What you should do: Count the lines in the rows below that contain the string "field", matching case exactly. Reply with the number only.

Dataset records:
•••••

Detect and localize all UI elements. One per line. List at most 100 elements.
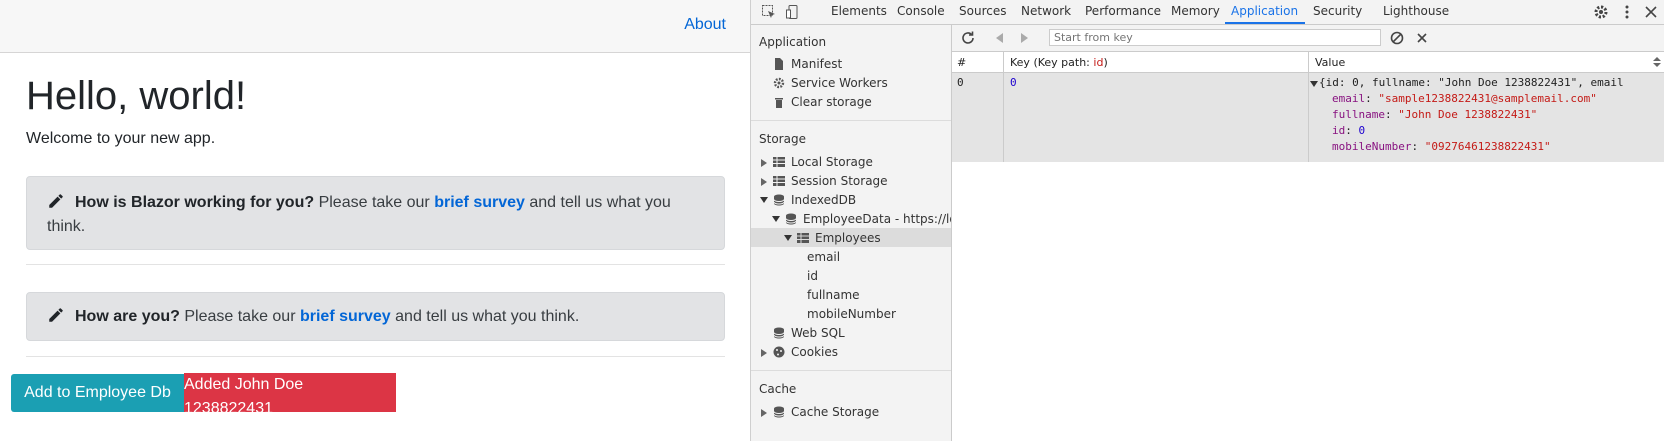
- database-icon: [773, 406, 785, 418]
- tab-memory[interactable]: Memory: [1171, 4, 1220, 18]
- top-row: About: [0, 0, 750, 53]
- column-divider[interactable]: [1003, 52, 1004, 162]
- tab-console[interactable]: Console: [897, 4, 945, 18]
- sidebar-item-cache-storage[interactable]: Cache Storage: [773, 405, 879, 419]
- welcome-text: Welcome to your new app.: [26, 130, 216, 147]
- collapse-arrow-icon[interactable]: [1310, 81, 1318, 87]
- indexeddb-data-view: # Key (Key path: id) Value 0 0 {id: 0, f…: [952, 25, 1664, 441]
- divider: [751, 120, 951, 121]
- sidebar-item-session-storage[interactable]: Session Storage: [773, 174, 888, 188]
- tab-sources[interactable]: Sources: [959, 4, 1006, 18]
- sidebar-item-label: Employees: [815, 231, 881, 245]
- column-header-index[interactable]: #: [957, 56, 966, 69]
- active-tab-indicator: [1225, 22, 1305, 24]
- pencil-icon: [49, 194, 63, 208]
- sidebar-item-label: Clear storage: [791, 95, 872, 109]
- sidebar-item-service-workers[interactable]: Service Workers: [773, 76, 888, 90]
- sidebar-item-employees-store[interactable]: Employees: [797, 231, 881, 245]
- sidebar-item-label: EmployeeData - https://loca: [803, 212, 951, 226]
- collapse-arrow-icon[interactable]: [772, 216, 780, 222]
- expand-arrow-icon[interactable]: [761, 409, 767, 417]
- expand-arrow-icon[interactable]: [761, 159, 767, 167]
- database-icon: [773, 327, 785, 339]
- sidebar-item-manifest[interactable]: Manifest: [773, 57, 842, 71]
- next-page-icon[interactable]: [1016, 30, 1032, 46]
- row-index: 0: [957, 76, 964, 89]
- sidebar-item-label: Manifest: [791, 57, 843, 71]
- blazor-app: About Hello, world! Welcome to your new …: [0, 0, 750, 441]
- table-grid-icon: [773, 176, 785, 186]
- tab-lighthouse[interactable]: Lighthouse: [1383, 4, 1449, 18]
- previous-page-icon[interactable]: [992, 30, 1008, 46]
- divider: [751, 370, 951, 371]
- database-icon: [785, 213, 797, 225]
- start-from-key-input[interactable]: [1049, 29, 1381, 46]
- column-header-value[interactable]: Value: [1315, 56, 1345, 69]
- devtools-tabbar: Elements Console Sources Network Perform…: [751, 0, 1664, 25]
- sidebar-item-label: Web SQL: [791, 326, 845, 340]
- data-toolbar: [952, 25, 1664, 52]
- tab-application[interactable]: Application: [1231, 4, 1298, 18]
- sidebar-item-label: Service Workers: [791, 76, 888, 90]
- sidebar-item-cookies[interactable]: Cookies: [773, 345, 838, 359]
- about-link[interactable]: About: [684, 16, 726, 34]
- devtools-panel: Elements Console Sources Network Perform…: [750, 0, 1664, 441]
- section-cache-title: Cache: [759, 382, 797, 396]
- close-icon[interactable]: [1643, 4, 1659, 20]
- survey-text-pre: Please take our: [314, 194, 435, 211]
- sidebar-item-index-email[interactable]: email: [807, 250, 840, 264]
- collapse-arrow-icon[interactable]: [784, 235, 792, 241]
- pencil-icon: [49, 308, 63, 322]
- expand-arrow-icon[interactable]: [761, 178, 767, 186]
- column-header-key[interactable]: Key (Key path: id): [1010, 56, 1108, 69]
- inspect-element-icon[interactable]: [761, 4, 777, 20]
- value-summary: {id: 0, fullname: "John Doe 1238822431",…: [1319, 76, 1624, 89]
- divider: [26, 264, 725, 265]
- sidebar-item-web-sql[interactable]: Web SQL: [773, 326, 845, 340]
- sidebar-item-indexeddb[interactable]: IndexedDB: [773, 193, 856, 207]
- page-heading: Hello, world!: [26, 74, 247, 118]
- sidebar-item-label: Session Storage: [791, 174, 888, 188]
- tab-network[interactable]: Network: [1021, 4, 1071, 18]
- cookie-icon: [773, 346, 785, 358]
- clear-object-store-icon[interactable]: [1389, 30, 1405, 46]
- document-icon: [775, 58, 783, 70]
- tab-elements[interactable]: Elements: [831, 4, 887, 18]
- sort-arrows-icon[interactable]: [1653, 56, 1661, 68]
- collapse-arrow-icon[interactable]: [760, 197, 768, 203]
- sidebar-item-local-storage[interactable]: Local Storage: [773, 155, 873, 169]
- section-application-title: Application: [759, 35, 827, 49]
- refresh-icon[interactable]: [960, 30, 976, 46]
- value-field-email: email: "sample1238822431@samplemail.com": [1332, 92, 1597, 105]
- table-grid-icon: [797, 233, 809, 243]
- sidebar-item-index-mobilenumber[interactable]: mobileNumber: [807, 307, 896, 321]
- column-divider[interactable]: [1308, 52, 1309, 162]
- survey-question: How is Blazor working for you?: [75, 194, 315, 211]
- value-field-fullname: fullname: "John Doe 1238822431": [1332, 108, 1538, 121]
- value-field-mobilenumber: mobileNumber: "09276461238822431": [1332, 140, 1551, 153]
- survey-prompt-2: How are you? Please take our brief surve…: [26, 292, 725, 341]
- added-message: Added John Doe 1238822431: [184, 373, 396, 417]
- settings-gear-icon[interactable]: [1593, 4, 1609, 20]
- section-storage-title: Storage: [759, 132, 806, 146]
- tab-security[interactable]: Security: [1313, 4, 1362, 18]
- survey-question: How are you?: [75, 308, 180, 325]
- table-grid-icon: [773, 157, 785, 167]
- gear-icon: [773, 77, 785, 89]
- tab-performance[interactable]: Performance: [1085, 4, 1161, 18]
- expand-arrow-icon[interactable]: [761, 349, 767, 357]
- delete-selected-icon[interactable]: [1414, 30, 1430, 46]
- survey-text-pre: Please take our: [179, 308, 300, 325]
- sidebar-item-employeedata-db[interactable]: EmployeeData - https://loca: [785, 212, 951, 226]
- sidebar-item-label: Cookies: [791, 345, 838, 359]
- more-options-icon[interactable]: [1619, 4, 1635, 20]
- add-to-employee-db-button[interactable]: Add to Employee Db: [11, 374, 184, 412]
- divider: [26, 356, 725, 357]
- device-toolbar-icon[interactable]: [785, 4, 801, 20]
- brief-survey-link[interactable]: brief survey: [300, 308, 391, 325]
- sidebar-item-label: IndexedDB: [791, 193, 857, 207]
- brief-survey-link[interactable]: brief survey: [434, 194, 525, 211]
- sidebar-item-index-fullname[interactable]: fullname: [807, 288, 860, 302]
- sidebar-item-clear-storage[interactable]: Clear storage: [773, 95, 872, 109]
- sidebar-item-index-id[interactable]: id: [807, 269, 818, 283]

•••••

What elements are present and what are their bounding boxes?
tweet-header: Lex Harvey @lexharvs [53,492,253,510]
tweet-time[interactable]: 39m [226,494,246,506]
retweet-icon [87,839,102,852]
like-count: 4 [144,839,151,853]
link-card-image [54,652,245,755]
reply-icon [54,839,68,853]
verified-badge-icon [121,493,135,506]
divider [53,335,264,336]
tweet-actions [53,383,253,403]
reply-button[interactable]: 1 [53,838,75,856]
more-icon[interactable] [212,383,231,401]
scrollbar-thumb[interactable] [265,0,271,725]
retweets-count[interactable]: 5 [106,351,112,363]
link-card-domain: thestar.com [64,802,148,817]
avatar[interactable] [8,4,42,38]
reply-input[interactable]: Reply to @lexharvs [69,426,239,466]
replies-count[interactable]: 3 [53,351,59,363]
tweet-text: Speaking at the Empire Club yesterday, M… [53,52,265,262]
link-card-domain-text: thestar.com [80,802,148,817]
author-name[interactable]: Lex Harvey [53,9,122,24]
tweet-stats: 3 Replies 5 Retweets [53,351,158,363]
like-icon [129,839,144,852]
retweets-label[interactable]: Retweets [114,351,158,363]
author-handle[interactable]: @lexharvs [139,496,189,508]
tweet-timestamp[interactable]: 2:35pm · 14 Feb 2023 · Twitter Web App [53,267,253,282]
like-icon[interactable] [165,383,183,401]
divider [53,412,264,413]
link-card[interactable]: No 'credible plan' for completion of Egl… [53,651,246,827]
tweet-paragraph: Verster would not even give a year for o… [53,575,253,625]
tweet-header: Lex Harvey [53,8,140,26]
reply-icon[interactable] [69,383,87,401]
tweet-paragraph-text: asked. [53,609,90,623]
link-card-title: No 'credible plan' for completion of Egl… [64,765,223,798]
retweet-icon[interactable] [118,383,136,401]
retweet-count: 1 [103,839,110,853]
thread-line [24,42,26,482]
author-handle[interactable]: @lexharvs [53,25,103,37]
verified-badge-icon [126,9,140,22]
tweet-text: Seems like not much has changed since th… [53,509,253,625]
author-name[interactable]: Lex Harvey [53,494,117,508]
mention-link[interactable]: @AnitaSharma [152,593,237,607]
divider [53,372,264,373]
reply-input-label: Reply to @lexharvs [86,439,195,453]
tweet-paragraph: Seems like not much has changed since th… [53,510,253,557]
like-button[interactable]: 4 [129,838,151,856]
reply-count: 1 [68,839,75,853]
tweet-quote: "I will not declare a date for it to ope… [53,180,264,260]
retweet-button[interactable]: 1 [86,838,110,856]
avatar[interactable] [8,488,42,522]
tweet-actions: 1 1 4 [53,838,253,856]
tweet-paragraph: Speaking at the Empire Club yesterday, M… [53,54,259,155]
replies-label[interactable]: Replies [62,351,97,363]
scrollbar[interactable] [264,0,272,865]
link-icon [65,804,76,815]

•••••

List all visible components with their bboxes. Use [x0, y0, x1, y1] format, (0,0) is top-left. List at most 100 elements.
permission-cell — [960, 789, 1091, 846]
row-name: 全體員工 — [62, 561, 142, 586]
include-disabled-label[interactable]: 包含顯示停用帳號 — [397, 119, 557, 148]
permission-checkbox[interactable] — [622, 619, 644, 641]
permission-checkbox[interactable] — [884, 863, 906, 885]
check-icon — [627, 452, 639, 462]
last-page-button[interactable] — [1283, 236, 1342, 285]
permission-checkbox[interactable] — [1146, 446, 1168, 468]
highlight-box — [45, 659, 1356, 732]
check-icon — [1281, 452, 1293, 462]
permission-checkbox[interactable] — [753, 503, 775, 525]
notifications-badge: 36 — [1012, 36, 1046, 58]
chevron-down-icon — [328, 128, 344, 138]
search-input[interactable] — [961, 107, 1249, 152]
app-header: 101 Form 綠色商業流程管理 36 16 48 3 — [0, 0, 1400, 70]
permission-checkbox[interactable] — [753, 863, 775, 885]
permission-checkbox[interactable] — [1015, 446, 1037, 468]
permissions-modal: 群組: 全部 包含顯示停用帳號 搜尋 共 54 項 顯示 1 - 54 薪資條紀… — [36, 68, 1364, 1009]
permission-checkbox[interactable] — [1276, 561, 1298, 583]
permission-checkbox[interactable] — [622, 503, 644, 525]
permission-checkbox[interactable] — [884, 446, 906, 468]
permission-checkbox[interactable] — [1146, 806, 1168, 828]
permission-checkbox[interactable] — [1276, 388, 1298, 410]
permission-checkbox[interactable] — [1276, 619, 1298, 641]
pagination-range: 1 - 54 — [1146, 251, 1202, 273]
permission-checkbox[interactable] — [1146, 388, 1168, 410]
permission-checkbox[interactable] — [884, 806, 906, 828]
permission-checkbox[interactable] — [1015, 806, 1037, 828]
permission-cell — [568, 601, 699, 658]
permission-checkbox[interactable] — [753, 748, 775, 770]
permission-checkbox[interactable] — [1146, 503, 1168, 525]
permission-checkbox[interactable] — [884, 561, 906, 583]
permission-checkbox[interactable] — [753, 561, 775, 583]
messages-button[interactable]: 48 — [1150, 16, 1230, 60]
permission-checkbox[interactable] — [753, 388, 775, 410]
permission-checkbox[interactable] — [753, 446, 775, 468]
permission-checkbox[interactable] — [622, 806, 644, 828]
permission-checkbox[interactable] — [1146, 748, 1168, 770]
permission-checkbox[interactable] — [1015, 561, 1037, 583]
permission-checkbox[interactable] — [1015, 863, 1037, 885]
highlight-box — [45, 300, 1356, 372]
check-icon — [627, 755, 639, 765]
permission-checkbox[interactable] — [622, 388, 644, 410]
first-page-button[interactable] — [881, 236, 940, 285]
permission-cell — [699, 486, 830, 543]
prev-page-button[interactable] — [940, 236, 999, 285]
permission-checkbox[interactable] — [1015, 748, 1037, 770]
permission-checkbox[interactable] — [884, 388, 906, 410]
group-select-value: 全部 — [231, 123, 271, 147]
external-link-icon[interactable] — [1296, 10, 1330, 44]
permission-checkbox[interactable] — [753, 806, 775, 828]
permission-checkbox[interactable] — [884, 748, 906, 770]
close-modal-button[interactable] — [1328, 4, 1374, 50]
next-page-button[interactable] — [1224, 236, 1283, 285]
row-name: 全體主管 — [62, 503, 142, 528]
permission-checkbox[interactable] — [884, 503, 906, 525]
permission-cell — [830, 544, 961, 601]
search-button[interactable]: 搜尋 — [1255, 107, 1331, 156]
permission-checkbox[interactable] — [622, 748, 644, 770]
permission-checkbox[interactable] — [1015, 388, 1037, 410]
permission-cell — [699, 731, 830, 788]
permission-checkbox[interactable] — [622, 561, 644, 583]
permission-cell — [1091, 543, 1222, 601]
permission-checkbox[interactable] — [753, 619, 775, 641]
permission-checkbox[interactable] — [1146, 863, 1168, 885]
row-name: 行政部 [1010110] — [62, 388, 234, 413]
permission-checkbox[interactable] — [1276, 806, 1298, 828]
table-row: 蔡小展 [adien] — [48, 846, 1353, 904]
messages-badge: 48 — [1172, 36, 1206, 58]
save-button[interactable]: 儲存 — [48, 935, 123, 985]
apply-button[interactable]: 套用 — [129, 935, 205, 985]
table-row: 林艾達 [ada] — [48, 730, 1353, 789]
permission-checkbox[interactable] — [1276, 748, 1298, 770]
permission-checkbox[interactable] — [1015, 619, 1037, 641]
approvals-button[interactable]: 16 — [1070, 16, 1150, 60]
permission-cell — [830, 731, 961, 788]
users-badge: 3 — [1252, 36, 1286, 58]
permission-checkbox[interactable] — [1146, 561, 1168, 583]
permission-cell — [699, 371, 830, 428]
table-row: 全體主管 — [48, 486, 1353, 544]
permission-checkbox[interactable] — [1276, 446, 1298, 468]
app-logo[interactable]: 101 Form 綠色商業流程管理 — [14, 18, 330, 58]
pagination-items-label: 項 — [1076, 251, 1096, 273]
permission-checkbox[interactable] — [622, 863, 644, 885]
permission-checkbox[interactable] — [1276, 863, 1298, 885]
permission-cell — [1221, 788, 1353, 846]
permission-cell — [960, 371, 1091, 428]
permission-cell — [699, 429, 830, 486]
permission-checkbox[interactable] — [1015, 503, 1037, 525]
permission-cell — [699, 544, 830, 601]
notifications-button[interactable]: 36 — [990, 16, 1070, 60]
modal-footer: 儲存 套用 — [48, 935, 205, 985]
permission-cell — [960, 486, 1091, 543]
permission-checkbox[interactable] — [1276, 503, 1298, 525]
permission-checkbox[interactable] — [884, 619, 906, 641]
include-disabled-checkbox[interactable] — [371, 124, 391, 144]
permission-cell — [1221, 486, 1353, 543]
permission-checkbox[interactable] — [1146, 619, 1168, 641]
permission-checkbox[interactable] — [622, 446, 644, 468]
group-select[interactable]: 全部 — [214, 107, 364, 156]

•••••

Exercise result: 3